- **DATASET EXTRACT**
···
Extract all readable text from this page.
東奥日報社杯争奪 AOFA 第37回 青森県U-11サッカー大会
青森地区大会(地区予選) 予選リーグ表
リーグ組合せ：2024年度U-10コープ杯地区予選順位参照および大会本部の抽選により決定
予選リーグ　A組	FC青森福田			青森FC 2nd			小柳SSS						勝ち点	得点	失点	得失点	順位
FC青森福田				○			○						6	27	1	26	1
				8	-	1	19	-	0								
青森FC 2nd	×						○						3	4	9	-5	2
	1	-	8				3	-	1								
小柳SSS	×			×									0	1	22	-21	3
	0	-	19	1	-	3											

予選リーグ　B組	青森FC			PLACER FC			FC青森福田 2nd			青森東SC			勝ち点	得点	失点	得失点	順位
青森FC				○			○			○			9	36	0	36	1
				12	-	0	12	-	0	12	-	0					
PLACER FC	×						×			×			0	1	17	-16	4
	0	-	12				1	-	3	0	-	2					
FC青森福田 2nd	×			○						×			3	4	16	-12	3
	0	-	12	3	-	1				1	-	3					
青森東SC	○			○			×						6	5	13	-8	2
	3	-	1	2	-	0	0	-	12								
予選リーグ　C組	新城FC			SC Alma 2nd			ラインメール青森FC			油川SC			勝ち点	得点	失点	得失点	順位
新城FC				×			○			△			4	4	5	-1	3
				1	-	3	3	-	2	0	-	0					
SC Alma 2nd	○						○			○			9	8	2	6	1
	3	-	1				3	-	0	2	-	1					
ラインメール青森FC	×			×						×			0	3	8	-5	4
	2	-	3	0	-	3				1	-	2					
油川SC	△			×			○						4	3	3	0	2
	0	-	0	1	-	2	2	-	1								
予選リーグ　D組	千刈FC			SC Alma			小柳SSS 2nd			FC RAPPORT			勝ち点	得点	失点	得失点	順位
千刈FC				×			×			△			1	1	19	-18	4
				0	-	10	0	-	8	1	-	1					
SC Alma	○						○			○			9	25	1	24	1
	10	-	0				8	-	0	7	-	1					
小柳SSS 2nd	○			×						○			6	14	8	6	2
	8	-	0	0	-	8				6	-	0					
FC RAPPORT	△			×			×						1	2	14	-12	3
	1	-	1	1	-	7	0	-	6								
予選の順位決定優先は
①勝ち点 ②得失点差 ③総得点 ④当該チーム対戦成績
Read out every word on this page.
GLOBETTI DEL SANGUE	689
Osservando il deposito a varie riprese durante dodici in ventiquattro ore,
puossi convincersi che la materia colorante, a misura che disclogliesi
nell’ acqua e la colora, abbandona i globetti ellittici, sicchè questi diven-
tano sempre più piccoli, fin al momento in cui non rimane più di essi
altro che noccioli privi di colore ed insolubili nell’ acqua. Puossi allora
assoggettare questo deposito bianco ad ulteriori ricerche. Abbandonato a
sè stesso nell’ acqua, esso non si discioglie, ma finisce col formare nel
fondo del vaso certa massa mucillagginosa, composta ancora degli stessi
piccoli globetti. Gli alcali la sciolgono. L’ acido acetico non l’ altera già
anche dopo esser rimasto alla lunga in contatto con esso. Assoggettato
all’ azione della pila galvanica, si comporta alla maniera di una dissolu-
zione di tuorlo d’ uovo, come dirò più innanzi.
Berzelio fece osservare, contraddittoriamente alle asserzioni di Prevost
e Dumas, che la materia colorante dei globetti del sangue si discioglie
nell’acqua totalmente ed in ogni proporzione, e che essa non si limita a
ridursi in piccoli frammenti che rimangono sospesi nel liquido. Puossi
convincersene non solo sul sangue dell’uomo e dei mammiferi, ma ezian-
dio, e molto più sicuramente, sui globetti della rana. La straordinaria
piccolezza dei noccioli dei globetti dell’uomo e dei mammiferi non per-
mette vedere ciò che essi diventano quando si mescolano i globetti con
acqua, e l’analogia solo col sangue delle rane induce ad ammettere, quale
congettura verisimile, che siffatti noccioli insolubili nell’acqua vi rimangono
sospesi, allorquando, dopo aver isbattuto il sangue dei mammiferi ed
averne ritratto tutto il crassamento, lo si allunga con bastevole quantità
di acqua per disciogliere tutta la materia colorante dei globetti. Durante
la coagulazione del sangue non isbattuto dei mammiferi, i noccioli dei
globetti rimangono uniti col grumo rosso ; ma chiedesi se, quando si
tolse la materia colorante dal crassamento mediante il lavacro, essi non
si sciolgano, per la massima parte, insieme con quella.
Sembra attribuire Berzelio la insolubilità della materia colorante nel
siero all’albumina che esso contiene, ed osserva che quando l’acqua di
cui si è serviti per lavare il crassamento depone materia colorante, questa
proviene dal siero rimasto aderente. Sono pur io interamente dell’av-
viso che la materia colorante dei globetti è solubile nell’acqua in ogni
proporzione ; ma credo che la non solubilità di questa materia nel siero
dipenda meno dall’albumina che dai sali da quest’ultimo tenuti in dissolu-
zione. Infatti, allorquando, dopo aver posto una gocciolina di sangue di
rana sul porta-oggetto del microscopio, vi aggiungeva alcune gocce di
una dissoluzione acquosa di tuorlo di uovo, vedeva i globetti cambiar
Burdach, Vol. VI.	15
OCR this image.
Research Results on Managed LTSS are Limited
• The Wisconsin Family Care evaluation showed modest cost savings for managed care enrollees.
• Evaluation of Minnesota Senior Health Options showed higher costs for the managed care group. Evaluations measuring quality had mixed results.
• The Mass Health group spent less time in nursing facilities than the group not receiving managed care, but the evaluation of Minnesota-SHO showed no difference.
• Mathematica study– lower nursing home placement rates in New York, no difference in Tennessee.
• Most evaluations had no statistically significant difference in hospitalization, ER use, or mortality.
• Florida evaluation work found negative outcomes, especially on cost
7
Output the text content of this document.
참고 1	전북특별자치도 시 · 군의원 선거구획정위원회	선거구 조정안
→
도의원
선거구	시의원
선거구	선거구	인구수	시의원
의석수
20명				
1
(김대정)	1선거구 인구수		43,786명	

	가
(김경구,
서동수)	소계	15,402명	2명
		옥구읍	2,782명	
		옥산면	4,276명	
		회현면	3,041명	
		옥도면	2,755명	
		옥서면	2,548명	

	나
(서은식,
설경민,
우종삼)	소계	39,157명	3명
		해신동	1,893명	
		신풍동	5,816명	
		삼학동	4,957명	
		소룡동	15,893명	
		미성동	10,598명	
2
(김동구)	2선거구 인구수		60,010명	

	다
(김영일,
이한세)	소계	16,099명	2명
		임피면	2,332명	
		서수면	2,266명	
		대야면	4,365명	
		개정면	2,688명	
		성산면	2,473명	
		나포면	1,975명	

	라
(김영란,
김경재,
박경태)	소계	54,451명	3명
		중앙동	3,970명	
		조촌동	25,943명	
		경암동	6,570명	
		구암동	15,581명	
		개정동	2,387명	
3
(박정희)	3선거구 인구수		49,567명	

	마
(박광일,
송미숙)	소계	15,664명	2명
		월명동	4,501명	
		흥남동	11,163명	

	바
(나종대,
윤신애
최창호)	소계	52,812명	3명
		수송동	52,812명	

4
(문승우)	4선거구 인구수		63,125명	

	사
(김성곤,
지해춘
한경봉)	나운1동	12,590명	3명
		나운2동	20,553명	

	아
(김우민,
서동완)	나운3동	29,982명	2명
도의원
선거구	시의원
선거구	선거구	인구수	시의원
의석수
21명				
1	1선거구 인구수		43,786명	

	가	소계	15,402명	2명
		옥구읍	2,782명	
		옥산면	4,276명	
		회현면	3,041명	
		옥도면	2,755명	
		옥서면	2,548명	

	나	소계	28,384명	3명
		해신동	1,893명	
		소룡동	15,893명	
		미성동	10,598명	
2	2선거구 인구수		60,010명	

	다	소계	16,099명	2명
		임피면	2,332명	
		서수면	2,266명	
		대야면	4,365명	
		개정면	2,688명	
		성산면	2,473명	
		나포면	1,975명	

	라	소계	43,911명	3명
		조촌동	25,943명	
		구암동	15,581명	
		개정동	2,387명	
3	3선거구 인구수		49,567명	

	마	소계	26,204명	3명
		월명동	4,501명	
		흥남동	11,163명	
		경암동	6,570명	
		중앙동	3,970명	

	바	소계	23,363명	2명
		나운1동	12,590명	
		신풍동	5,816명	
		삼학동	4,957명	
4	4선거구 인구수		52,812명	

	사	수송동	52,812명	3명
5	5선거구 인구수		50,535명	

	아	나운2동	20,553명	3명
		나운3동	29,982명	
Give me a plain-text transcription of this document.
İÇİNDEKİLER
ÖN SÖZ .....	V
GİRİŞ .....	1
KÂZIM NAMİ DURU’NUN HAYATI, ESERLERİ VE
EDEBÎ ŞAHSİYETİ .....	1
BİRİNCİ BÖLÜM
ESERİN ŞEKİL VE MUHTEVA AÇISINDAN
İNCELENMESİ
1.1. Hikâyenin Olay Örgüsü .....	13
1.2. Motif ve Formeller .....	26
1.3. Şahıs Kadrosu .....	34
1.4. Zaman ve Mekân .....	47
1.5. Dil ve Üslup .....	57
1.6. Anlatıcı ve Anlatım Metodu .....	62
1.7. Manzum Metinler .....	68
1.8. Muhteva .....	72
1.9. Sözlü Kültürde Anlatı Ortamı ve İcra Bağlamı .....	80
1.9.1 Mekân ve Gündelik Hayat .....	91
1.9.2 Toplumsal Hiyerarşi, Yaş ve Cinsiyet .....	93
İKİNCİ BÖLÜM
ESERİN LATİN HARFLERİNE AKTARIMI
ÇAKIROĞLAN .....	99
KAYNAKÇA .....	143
···
- **PROBLEM TO SOLVE**
Extract every line above that contains the word "showed".

- **RESULT**
• The Wisconsin Family Care evaluation showed modest cost savings for managed care enrollees.
• Evaluation of Minnesota Senior Health Options showed higher costs for the managed care group. Evaluations measuring quality had mixed results.
• The Mass Health group spent less time in nursing facilities than the group not receiving managed care, but the evaluation of Minnesota-SHO showed no difference.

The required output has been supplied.